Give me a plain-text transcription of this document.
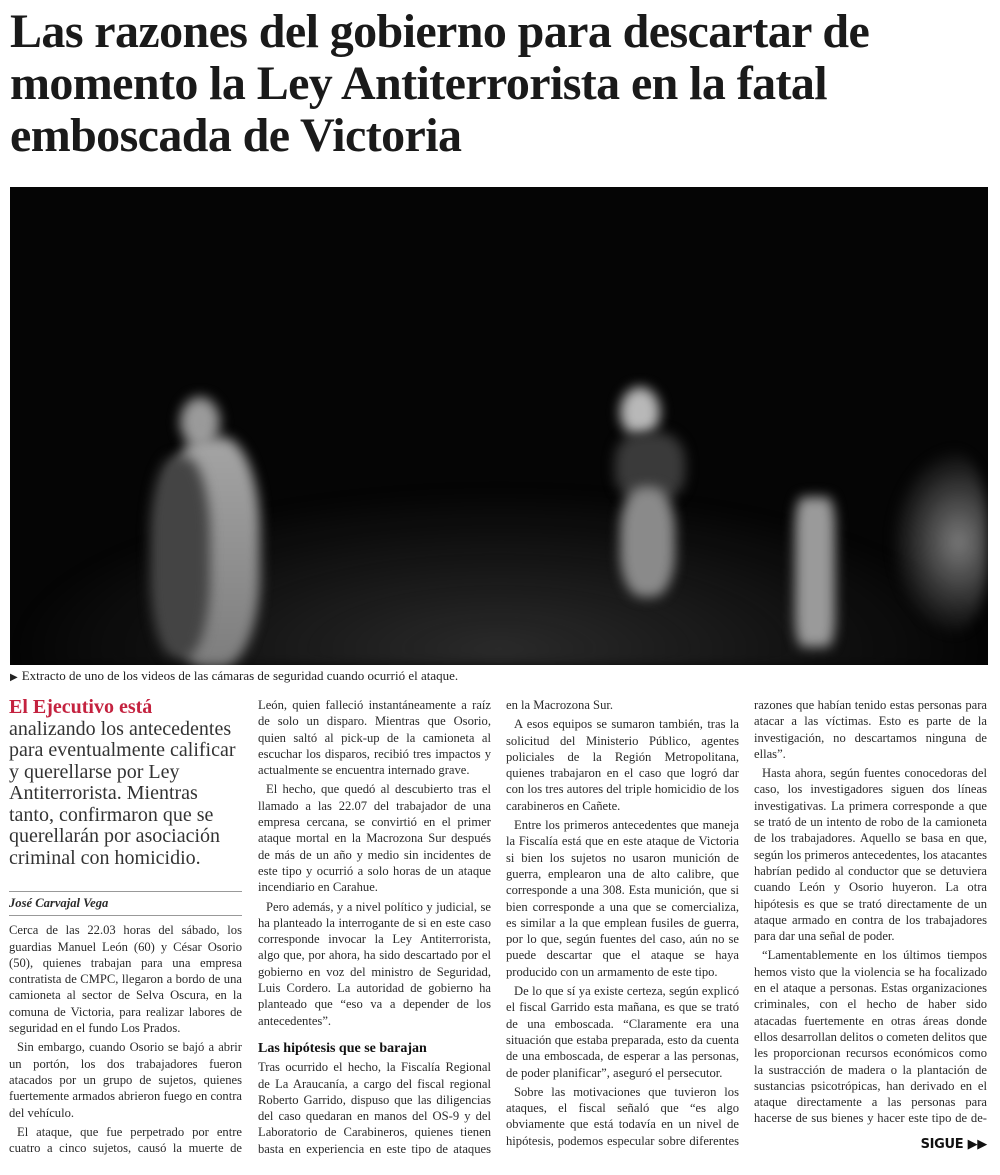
Las razones del gobierno para descartar de momento la Ley Antiterrorista en la fatal emboscada de Victoria
▶ Extracto de uno de los videos de las cámaras de seguridad cuando ocurrió el ataque.
El Ejecutivo está analizando los antecedentes para eventualmente calificar y querellarse por Ley Antiterrorista. Mientras tanto, confirmaron que se querellarán por asociación criminal con homicidio.
José Carvajal Vega

Cerca de las 22.03 horas del sábado, los guardias Manuel León (60) y César Osorio (50), quienes trabajan para una empresa contratista de CMPC, llegaron a bordo de una camioneta al sector de Selva Oscura, en la comuna de Victoria, para realizar labores de seguridad en el fundo Los Prados.

Sin embargo, cuando Osorio se bajó a abrir un portón, los dos trabajadores fueron atacados por un grupo de sujetos, quienes fuertemente armados abrieron fuego en contra del vehículo.

El ataque, que fue perpetrado por entre cuatro a cinco sujetos, causó la muerte de

León, quien falleció instantáneamente a raíz de solo un disparo. Mientras que Osorio, quien saltó al pick-up de la camioneta al escuchar los disparos, recibió tres impactos y actualmente se encuentra internado grave.

El hecho, que quedó al descubierto tras el llamado a las 22.07 del trabajador de una empresa cercana, se convirtió en el primer ataque mortal en la Macrozona Sur después de más de un año y medio sin incidentes de este tipo y ocurrió a solo horas de un ataque incendiario en Carahue.

Pero además, y a nivel político y judicial, se ha planteado la interrogante de si en este caso corresponde invocar la Ley Antiterrorista, algo que, por ahora, ha sido descartado por el gobierno en voz del ministro de Seguridad, Luis Cordero. La autoridad de gobierno ha planteado que “eso va a depender de los antecedentes”.

Las hipótesis que se barajan

Tras ocurrido el hecho, la Fiscalía Regional de La Araucanía, a cargo del fiscal regional Roberto Garrido, dispuso que las diligencias del caso quedaran en manos del OS-9 y del Laboratorio de Carabineros, quienes tienen basta en experiencia en este tipo de ataques

en la Macrozona Sur.

A esos equipos se sumaron también, tras la solicitud del Ministerio Público, agentes policiales de la Región Metropolitana, quienes trabajaron en el caso que logró dar con los tres autores del triple homicidio de los carabineros en Cañete.

Entre los primeros antecedentes que maneja la Fiscalía está que en este ataque de Victoria si bien los sujetos no usaron munición de guerra, emplearon una de alto calibre, que corresponde a una 308. Esta munición, que si bien corresponde a una que se comercializa, es similar a la que emplean fusiles de guerra, por lo que, según fuentes del caso, aún no se puede descartar que el ataque se haya producido con un armamento de este tipo.

De lo que sí ya existe certeza, según explicó el fiscal Garrido esta mañana, es que se trató de una emboscada. “Claramente era una situación que estaba preparada, esto da cuenta de una emboscada, de esperar a las personas, de poder planificar”, aseguró el persecutor.

Sobre las motivaciones que tuvieron los ataques, el fiscal señaló que “es algo obviamente que está todavía en un nivel de hipótesis, podemos especular sobre diferentes

razones que habían tenido estas personas para atacar a las víctimas. Esto es parte de la investigación, no descartamos ninguna de ellas”.

Hasta ahora, según fuentes conocedoras del caso, los investigadores siguen dos líneas investigativas. La primera corresponde a que se trató de un intento de robo de la camioneta de los trabajadores. Aquello se basa en que, según los primeros antecedentes, los atacantes habrían pedido al conductor que se detuviera cuando León y Osorio huyeron. La otra hipótesis es que se trató directamente de un ataque armado en contra de los trabajadores para dar una señal de poder.

“Lamentablemente en los últimos tiempos hemos visto que la violencia se ha focalizado en el ataque a personas. Estas organizaciones criminales, con el hecho de haber sido atacadas fuertemente en otras áreas donde ellos desarrollan delitos o cometen delitos que les proporcionan recursos económicos como la sustracción de madera o la plantación de sustancias psicotrópicas, han derivado en el ataque directamente a las personas para hacerse de sus bienes y hacer este tipo de de-

SIGUE ▶▶
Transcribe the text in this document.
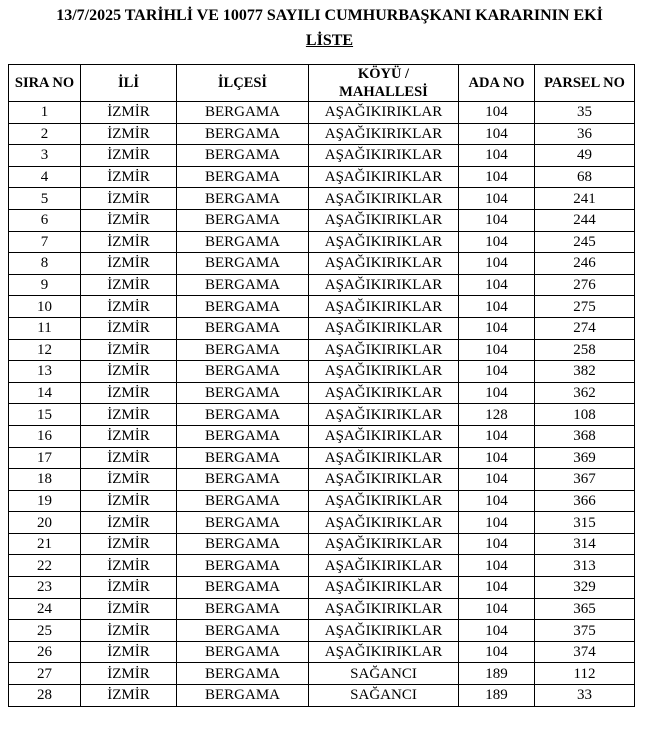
13/7/2025 TARİHLİ VE 10077 SAYILI CUMHURBAŞKANI KARARININ EKİ
LİSTE
SIRA NO	İLİ	İLÇESİ	KÖYÜ /
MAHALLESİ	ADA NO	PARSEL NO
1	İZMİR	BERGAMA	AŞAĞIKIRIKLAR	104	35
2	İZMİR	BERGAMA	AŞAĞIKIRIKLAR	104	36
3	İZMİR	BERGAMA	AŞAĞIKIRIKLAR	104	49
4	İZMİR	BERGAMA	AŞAĞIKIRIKLAR	104	68
5	İZMİR	BERGAMA	AŞAĞIKIRIKLAR	104	241
6	İZMİR	BERGAMA	AŞAĞIKIRIKLAR	104	244
7	İZMİR	BERGAMA	AŞAĞIKIRIKLAR	104	245
8	İZMİR	BERGAMA	AŞAĞIKIRIKLAR	104	246
9	İZMİR	BERGAMA	AŞAĞIKIRIKLAR	104	276
10	İZMİR	BERGAMA	AŞAĞIKIRIKLAR	104	275
11	İZMİR	BERGAMA	AŞAĞIKIRIKLAR	104	274
12	İZMİR	BERGAMA	AŞAĞIKIRIKLAR	104	258
13	İZMİR	BERGAMA	AŞAĞIKIRIKLAR	104	382
14	İZMİR	BERGAMA	AŞAĞIKIRIKLAR	104	362
15	İZMİR	BERGAMA	AŞAĞIKIRIKLAR	128	108
16	İZMİR	BERGAMA	AŞAĞIKIRIKLAR	104	368
17	İZMİR	BERGAMA	AŞAĞIKIRIKLAR	104	369
18	İZMİR	BERGAMA	AŞAĞIKIRIKLAR	104	367
19	İZMİR	BERGAMA	AŞAĞIKIRIKLAR	104	366
20	İZMİR	BERGAMA	AŞAĞIKIRIKLAR	104	315
21	İZMİR	BERGAMA	AŞAĞIKIRIKLAR	104	314
22	İZMİR	BERGAMA	AŞAĞIKIRIKLAR	104	313
23	İZMİR	BERGAMA	AŞAĞIKIRIKLAR	104	329
24	İZMİR	BERGAMA	AŞAĞIKIRIKLAR	104	365
25	İZMİR	BERGAMA	AŞAĞIKIRIKLAR	104	375
26	İZMİR	BERGAMA	AŞAĞIKIRIKLAR	104	374
27	İZMİR	BERGAMA	SAĞANCI	189	112
28	İZMİR	BERGAMA	SAĞANCI	189	33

= = = =

TO DO
Output exactly the lines from the line with "Transcribe the text in this document." to the last line of the records, including both, and leave every picture out.

ANSWER BELOW
Transcribe the text in this document.
13/7/2025 TARİHLİ VE 10077 SAYILI CUMHURBAŞKANI KARARININ EKİ
LİSTE
SIRA NO	İLİ	İLÇESİ	KÖYÜ /
MAHALLESİ	ADA NO	PARSEL NO
1	İZMİR	BERGAMA	AŞAĞIKIRIKLAR	104	35
2	İZMİR	BERGAMA	AŞAĞIKIRIKLAR	104	36
3	İZMİR	BERGAMA	AŞAĞIKIRIKLAR	104	49
4	İZMİR	BERGAMA	AŞAĞIKIRIKLAR	104	68
5	İZMİR	BERGAMA	AŞAĞIKIRIKLAR	104	241
6	İZMİR	BERGAMA	AŞAĞIKIRIKLAR	104	244
7	İZMİR	BERGAMA	AŞAĞIKIRIKLAR	104	245
8	İZMİR	BERGAMA	AŞAĞIKIRIKLAR	104	246
9	İZMİR	BERGAMA	AŞAĞIKIRIKLAR	104	276
10	İZMİR	BERGAMA	AŞAĞIKIRIKLAR	104	275
11	İZMİR	BERGAMA	AŞAĞIKIRIKLAR	104	274
12	İZMİR	BERGAMA	AŞAĞIKIRIKLAR	104	258
13	İZMİR	BERGAMA	AŞAĞIKIRIKLAR	104	382
14	İZMİR	BERGAMA	AŞAĞIKIRIKLAR	104	362
15	İZMİR	BERGAMA	AŞAĞIKIRIKLAR	128	108
16	İZMİR	BERGAMA	AŞAĞIKIRIKLAR	104	368
17	İZMİR	BERGAMA	AŞAĞIKIRIKLAR	104	369
18	İZMİR	BERGAMA	AŞAĞIKIRIKLAR	104	367
19	İZMİR	BERGAMA	AŞAĞIKIRIKLAR	104	366
20	İZMİR	BERGAMA	AŞAĞIKIRIKLAR	104	315
21	İZMİR	BERGAMA	AŞAĞIKIRIKLAR	104	314
22	İZMİR	BERGAMA	AŞAĞIKIRIKLAR	104	313
23	İZMİR	BERGAMA	AŞAĞIKIRIKLAR	104	329
24	İZMİR	BERGAMA	AŞAĞIKIRIKLAR	104	365
25	İZMİR	BERGAMA	AŞAĞIKIRIKLAR	104	375
26	İZMİR	BERGAMA	AŞAĞIKIRIKLAR	104	374
27	İZMİR	BERGAMA	SAĞANCI	189	112
28	İZMİR	BERGAMA	SAĞANCI	189	33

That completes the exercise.